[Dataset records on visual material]

━━━━━━━━━━━━━━━━━━━━

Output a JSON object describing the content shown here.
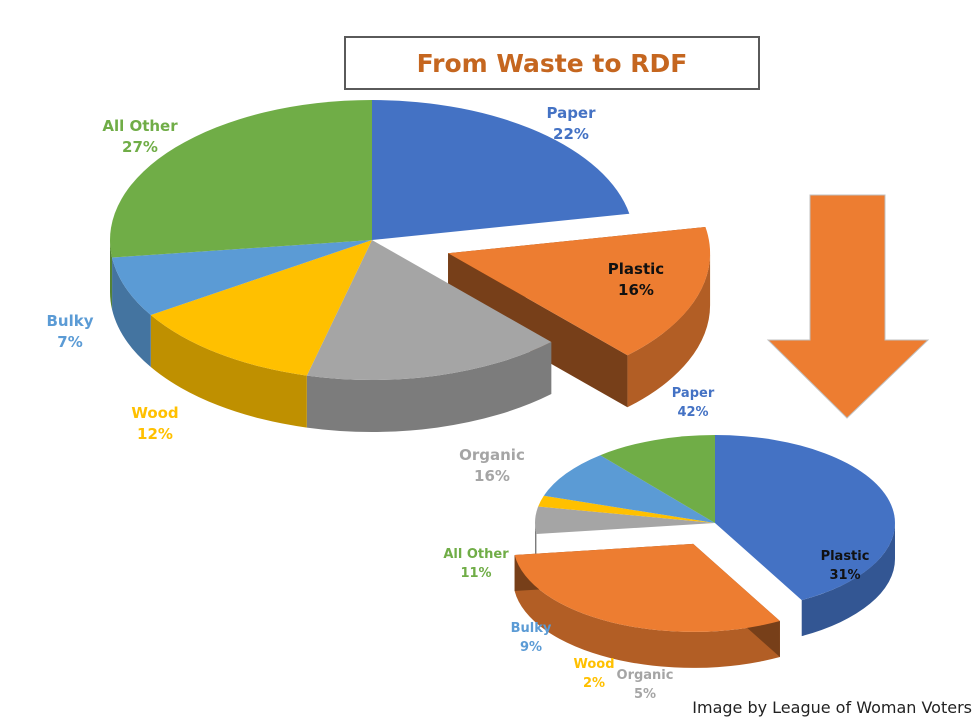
{
  "title": "From Waste to RDF",
  "credit": "Image by League of Woman Voters",
  "colors": {
    "Paper": "#4472c4",
    "Plastic": "#ed7d31",
    "Organic": "#a5a5a5",
    "Wood": "#ffc000",
    "Bulky": "#5b9bd5",
    "All Other": "#70ad47",
    "arrow": "#ed7d31",
    "title": "#c5661f"
  },
  "chart_data": [
    {
      "type": "pie",
      "title": "",
      "slices": [
        {
          "label": "Paper",
          "value": 22,
          "display": "22%"
        },
        {
          "label": "Plastic",
          "value": 16,
          "display": "16%",
          "exploded": true
        },
        {
          "label": "Organic",
          "value": 16,
          "display": "16%"
        },
        {
          "label": "Wood",
          "value": 12,
          "display": "12%"
        },
        {
          "label": "Bulky",
          "value": 7,
          "display": "7%"
        },
        {
          "label": "All Other",
          "value": 27,
          "display": "27%"
        }
      ]
    },
    {
      "type": "pie",
      "title": "",
      "slices": [
        {
          "label": "Paper",
          "value": 42,
          "display": "42%"
        },
        {
          "label": "Plastic",
          "value": 31,
          "display": "31%",
          "exploded": true
        },
        {
          "label": "Organic",
          "value": 5,
          "display": "5%"
        },
        {
          "label": "Wood",
          "value": 2,
          "display": "2%"
        },
        {
          "label": "Bulky",
          "value": 9,
          "display": "9%"
        },
        {
          "label": "All Other",
          "value": 11,
          "display": "11%"
        }
      ]
    }
  ]
}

━━━━━━━━━━━━━━━━━━━━

__Given exercise__
Collect the lines of the records that include the string "title".

__Result of this exercise__
  "title": "From Waste to RDF",
    "title": "#c5661f"
      "title": "",
      "title": "",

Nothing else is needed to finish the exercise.